Entries provided =

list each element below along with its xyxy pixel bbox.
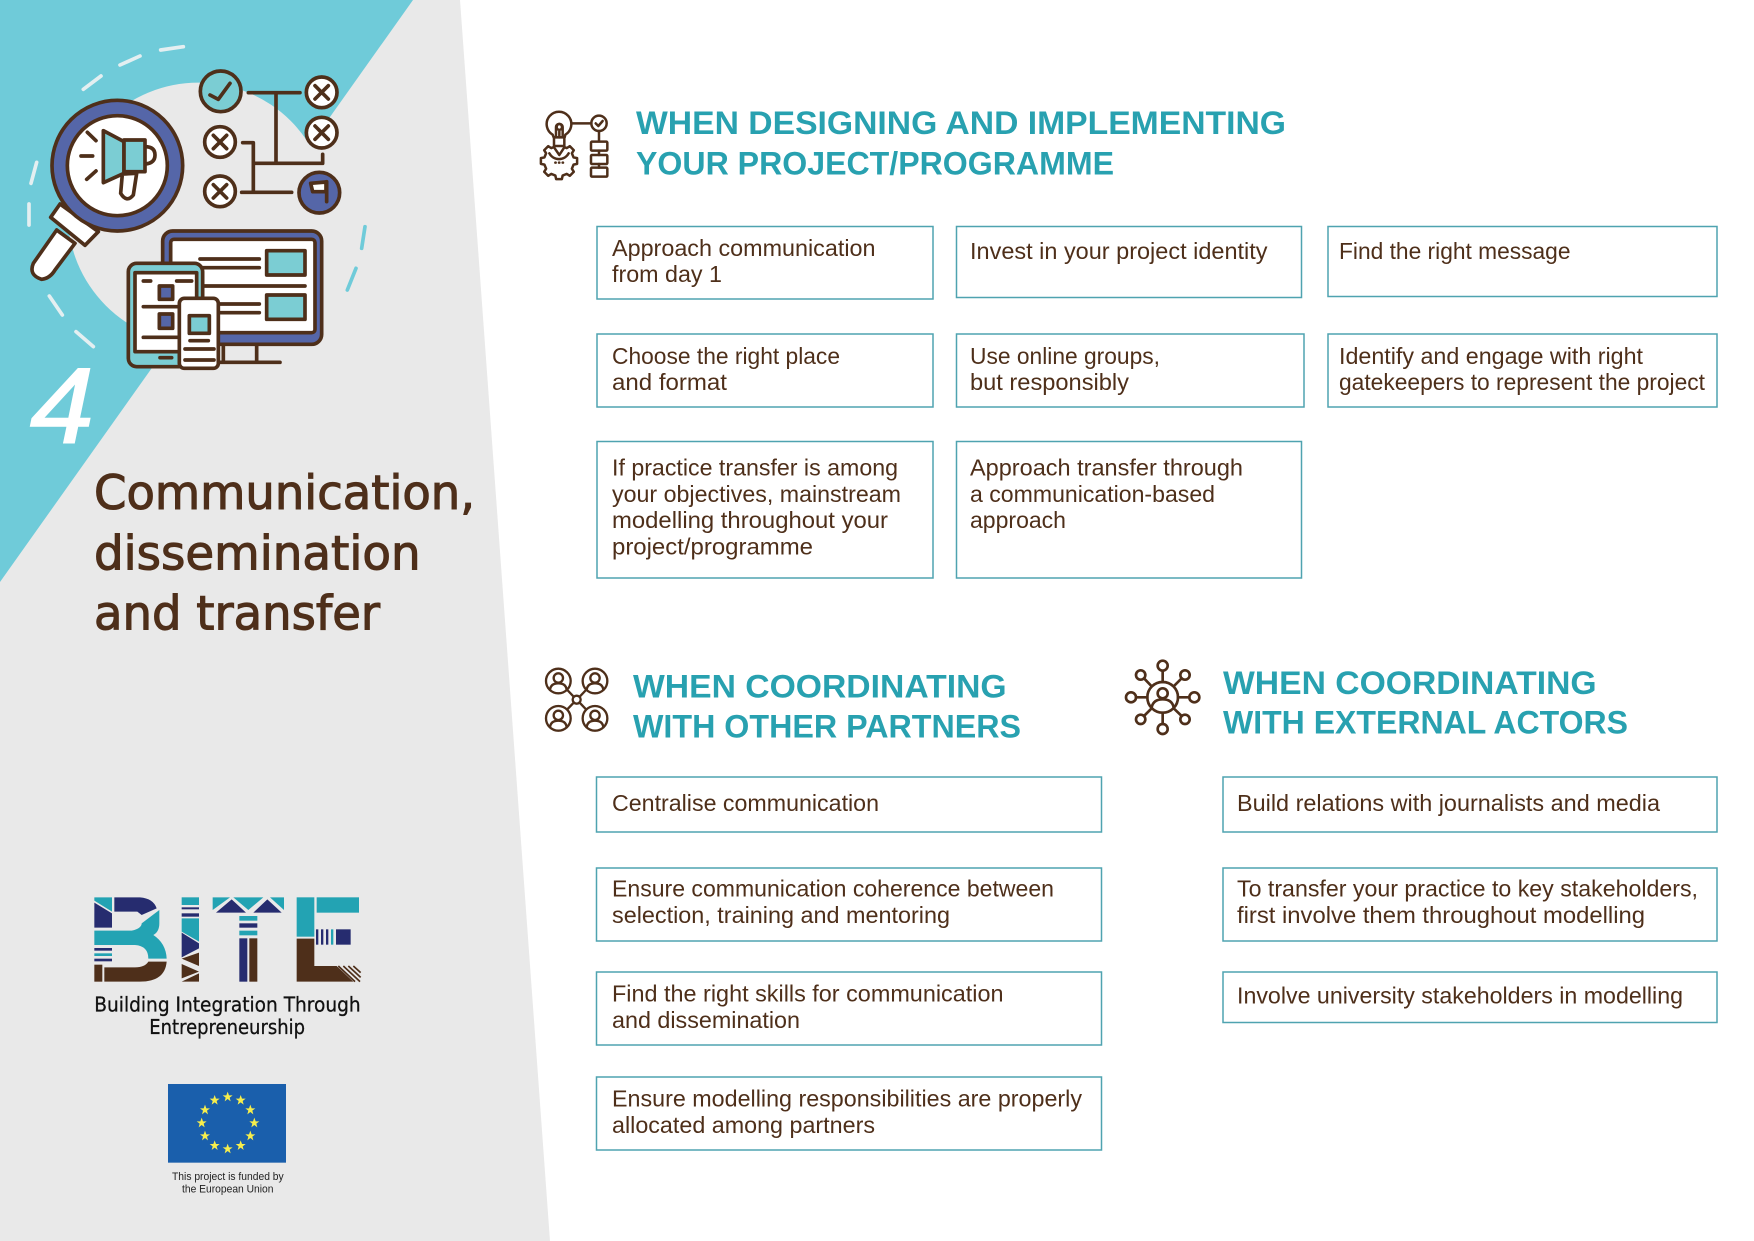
card: skills: Find the right skills for communication <box>612 980 1004 1006</box>
title: and transfer <box>94 586 381 642</box>
card: place and format: and format <box>612 369 728 395</box>
BITE tagline: Entrepreneurship <box>149 1015 305 1039</box>
card: journalists: Build relations with journalists and media <box>1237 790 1660 816</box>
card: practice transfer: project/programme <box>612 534 813 560</box>
heading: partners: WHEN COORDINATING <box>633 668 1007 704</box>
card: communication-based transfer: approach <box>970 507 1066 533</box>
card: practice transfer <box>597 442 933 578</box>
card: gatekeepers: Identify and engage with right <box>1339 343 1644 369</box>
BITE tagline <box>94 993 361 1039</box>
teal triangle <box>0 0 413 582</box>
EU funding note <box>172 1171 284 1196</box>
card: stakeholders <box>1223 868 1717 941</box>
title <box>94 466 475 642</box>
card: practice transfer: your objectives, mainstream <box>612 481 901 507</box>
card: right message: Find the right message <box>1339 238 1570 264</box>
title: Communication, <box>94 466 475 521</box>
heading: external actors: WHEN COORDINATING <box>1223 665 1597 701</box>
title: dissemination <box>94 526 421 582</box>
icon: design section <box>541 112 607 179</box>
card: responsibilities <box>596 1077 1102 1150</box>
heading: designing: WHEN DESIGNING AND IMPLEMENTING <box>636 105 1286 141</box>
card: centralise: Centralise communication <box>612 790 879 816</box>
card: stakeholders: To transfer your practice to key stakeholders, <box>1237 876 1698 902</box>
card: coherence: selection, training and mentoring <box>612 902 950 928</box>
EU funding note: This project is funded by <box>172 1171 284 1183</box>
icon: partners <box>546 669 607 731</box>
card: stakeholders: first involve them throughout modelling <box>1237 902 1645 928</box>
card: online groups: Use online groups, <box>970 343 1160 369</box>
illustration: communication icons <box>29 47 365 368</box>
heading: external actors: WITH EXTERNAL ACTORS <box>1223 704 1628 740</box>
heading: partners: WITH OTHER PARTNERS <box>633 708 1021 744</box>
card: university <box>1223 972 1717 1022</box>
card: project identity: Invest in your project identity <box>970 238 1268 264</box>
card: communication-based transfer <box>956 442 1302 578</box>
card: approach communication <box>597 226 933 299</box>
card: approach communication: from day 1 <box>612 261 722 287</box>
card: journalists <box>1223 777 1717 832</box>
card: place and format: Choose the right place <box>612 343 840 369</box>
card: university: Involve university stakeholders in modelling <box>1237 982 1683 1008</box>
left gray panel <box>0 0 550 1241</box>
card: coherence: Ensure communication coherence between <box>612 876 1054 902</box>
card: communication-based transfer: Approach transfer through <box>970 454 1243 480</box>
heading: partners <box>633 668 1021 744</box>
card: practice transfer: If practice transfer is among <box>612 454 898 480</box>
card: skills: and dissemination <box>612 1007 800 1033</box>
card: gatekeepers <box>1328 334 1717 407</box>
card: project identity <box>956 226 1302 298</box>
heading: designing: YOUR PROJECT/PROGRAMME <box>636 146 1114 182</box>
card: centralise <box>596 777 1102 832</box>
heading: designing <box>636 105 1286 182</box>
card: right message <box>1328 226 1717 296</box>
EU flag <box>168 1084 286 1163</box>
BITE logo <box>94 897 361 982</box>
card: practice transfer: modelling throughout your <box>612 507 888 533</box>
card: coherence <box>596 868 1102 941</box>
heading: external actors <box>1223 665 1628 740</box>
icon: external actors <box>1126 661 1199 734</box>
section number 4: 4 <box>30 345 94 466</box>
card: communication-based transfer: a communication-based <box>970 481 1215 507</box>
card: gatekeepers: gatekeepers to represent the project <box>1339 369 1706 395</box>
card: skills <box>596 972 1102 1045</box>
card: responsibilities: Ensure modelling responsibilities are properly <box>612 1086 1082 1112</box>
card: responsibilities: allocated among partners <box>612 1112 875 1138</box>
EU funding note: the European Union <box>182 1184 274 1196</box>
card: approach communication: Approach communication <box>612 235 876 261</box>
card: online groups: but responsibly <box>970 369 1130 395</box>
BITE tagline: Building Integration Through <box>94 993 361 1017</box>
card: place and format <box>597 334 933 407</box>
card: online groups <box>956 334 1304 407</box>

What you will do =
Reproduce every line of the records above without changing a word, and leave out the pictures.

Reply to the exercise =
list each element below along with its xyxy pixel bbox.
card: skills: Find the right skills for communication <box>612 980 1004 1006</box>
title: and transfer <box>94 586 381 642</box>
card: place and format: and format <box>612 369 728 395</box>
BITE tagline: Entrepreneurship <box>149 1015 305 1039</box>
card: journalists: Build relations with journalists and media <box>1237 790 1660 816</box>
card: practice transfer: project/programme <box>612 534 813 560</box>
heading: partners: WHEN COORDINATING <box>633 668 1007 704</box>
card: communication-based transfer: approach <box>970 507 1066 533</box>
card: practice transfer <box>597 442 933 578</box>
card: gatekeepers: Identify and engage with right <box>1339 343 1644 369</box>
BITE tagline <box>94 993 361 1039</box>
teal triangle <box>0 0 413 582</box>
EU funding note <box>172 1171 284 1196</box>
card: stakeholders <box>1223 868 1717 941</box>
title <box>94 466 475 642</box>
card: practice transfer: your objectives, mainstream <box>612 481 901 507</box>
card: right message: Find the right message <box>1339 238 1570 264</box>
title: Communication, <box>94 466 475 521</box>
heading: external actors: WHEN COORDINATING <box>1223 665 1597 701</box>
title: dissemination <box>94 526 421 582</box>
icon: design section <box>541 112 607 179</box>
card: responsibilities <box>596 1077 1102 1150</box>
heading: designing: WHEN DESIGNING AND IMPLEMENTING <box>636 105 1286 141</box>
card: centralise: Centralise communication <box>612 790 879 816</box>
card: stakeholders: To transfer your practice to key stakeholders, <box>1237 876 1698 902</box>
card: coherence: selection, training and mentoring <box>612 902 950 928</box>
EU funding note: This project is funded by <box>172 1171 284 1183</box>
icon: partners <box>546 669 607 731</box>
card: stakeholders: first involve them throughout modelling <box>1237 902 1645 928</box>
card: online groups: Use online groups, <box>970 343 1160 369</box>
illustration: communication icons <box>29 47 365 368</box>
heading: external actors: WITH EXTERNAL ACTORS <box>1223 704 1628 740</box>
heading: partners: WITH OTHER PARTNERS <box>633 708 1021 744</box>
card: university <box>1223 972 1717 1022</box>
card: project identity: Invest in your project identity <box>970 238 1268 264</box>
card: communication-based transfer <box>956 442 1302 578</box>
card: approach communication <box>597 226 933 299</box>
card: approach communication: from day 1 <box>612 261 722 287</box>
card: journalists <box>1223 777 1717 832</box>
card: place and format: Choose the right place <box>612 343 840 369</box>
card: university: Involve university stakeholders in modelling <box>1237 982 1683 1008</box>
left gray panel <box>0 0 550 1241</box>
card: coherence: Ensure communication coherence between <box>612 876 1054 902</box>
card: communication-based transfer: Approach transfer through <box>970 454 1243 480</box>
heading: partners <box>633 668 1021 744</box>
card: practice transfer: If practice transfer is among <box>612 454 898 480</box>
card: skills: and dissemination <box>612 1007 800 1033</box>
card: gatekeepers <box>1328 334 1717 407</box>
card: project identity <box>956 226 1302 298</box>
heading: designing: YOUR PROJECT/PROGRAMME <box>636 146 1114 182</box>
card: centralise <box>596 777 1102 832</box>
heading: designing <box>636 105 1286 182</box>
card: right message <box>1328 226 1717 296</box>
EU flag <box>168 1084 286 1163</box>
BITE logo <box>94 897 361 982</box>
card: practice transfer: modelling throughout your <box>612 507 888 533</box>
card: coherence <box>596 868 1102 941</box>
heading: external actors <box>1223 665 1628 740</box>
icon: external actors <box>1126 661 1199 734</box>
section number 4: 4 <box>30 345 94 466</box>
card: communication-based transfer: a communication-based <box>970 481 1215 507</box>
card: gatekeepers: gatekeepers to represent the project <box>1339 369 1706 395</box>
card: skills <box>596 972 1102 1045</box>
card: responsibilities: Ensure modelling responsibilities are properly <box>612 1086 1082 1112</box>
card: responsibilities: allocated among partners <box>612 1112 875 1138</box>
EU funding note: the European Union <box>182 1184 274 1196</box>
card: approach communication: Approach communication <box>612 235 876 261</box>
card: online groups: but responsibly <box>970 369 1130 395</box>
BITE tagline: Building Integration Through <box>94 993 361 1017</box>
card: place and format <box>597 334 933 407</box>
card: online groups <box>956 334 1304 407</box>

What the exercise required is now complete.